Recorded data
★ ★ ★ ★

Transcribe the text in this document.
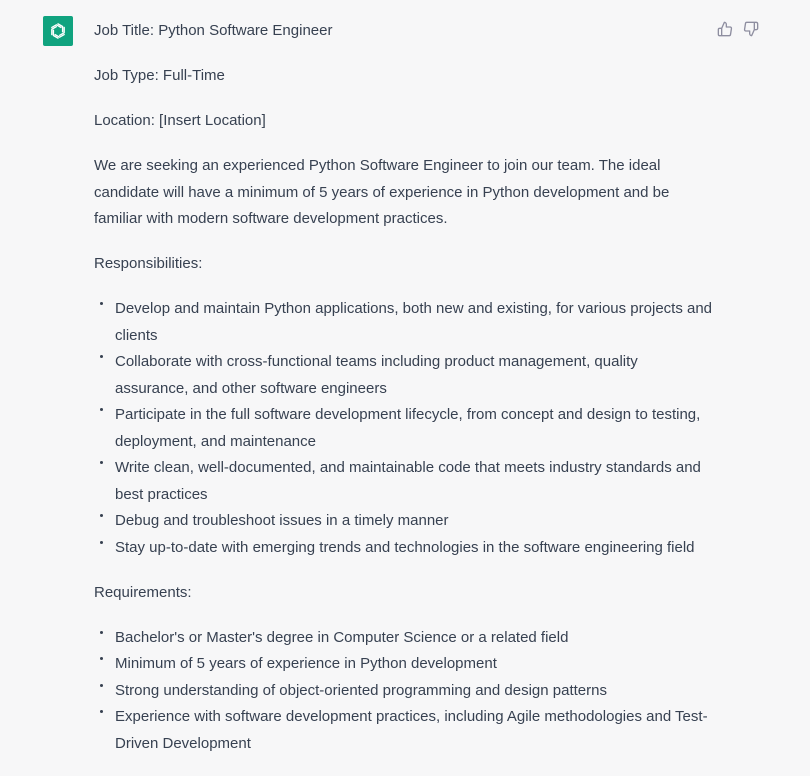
Job Title: Python Software Engineer

Job Type: Full-Time

Location: [Insert Location]

We are seeking an experienced Python Software Engineer to join our team. The ideal candidate will have a minimum of 5 years of experience in Python development and be familiar with modern software development practices.

Responsibilities:

Develop and maintain Python applications, both new and existing, for various projects and clients
Collaborate with cross-functional teams including product management, quality assurance, and other software engineers
Participate in the full software development lifecycle, from concept and design to testing, deployment, and maintenance
Write clean, well-documented, and maintainable code that meets industry standards and best practices
Debug and troubleshoot issues in a timely manner
Stay up-to-date with emerging trends and technologies in the software engineering field

Requirements:

Bachelor's or Master's degree in Computer Science or a related field
Minimum of 5 years of experience in Python development
Strong understanding of object-oriented programming and design patterns
Experience with software development practices, including Agile methodologies and Test-Driven Development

★ ★ ★ ★

§ **The exercise**
Reproduce the data word for word, excluding its pictures.

§ **Solution to this exercise**
Transcribe the text in this document.
Job Title: Python Software Engineer

Job Type: Full-Time

Location: [Insert Location]

We are seeking an experienced Python Software Engineer to join our team. The ideal candidate will have a minimum of 5 years of experience in Python development and be familiar with modern software development practices.

Responsibilities:

Develop and maintain Python applications, both new and existing, for various projects and clients
Collaborate with cross-functional teams including product management, quality assurance, and other software engineers
Participate in the full software development lifecycle, from concept and design to testing, deployment, and maintenance
Write clean, well-documented, and maintainable code that meets industry standards and best practices
Debug and troubleshoot issues in a timely manner
Stay up-to-date with emerging trends and technologies in the software engineering field

Requirements:

Bachelor's or Master's degree in Computer Science or a related field
Minimum of 5 years of experience in Python development
Strong understanding of object-oriented programming and design patterns
Experience with software development practices, including Agile methodologies and Test-Driven Development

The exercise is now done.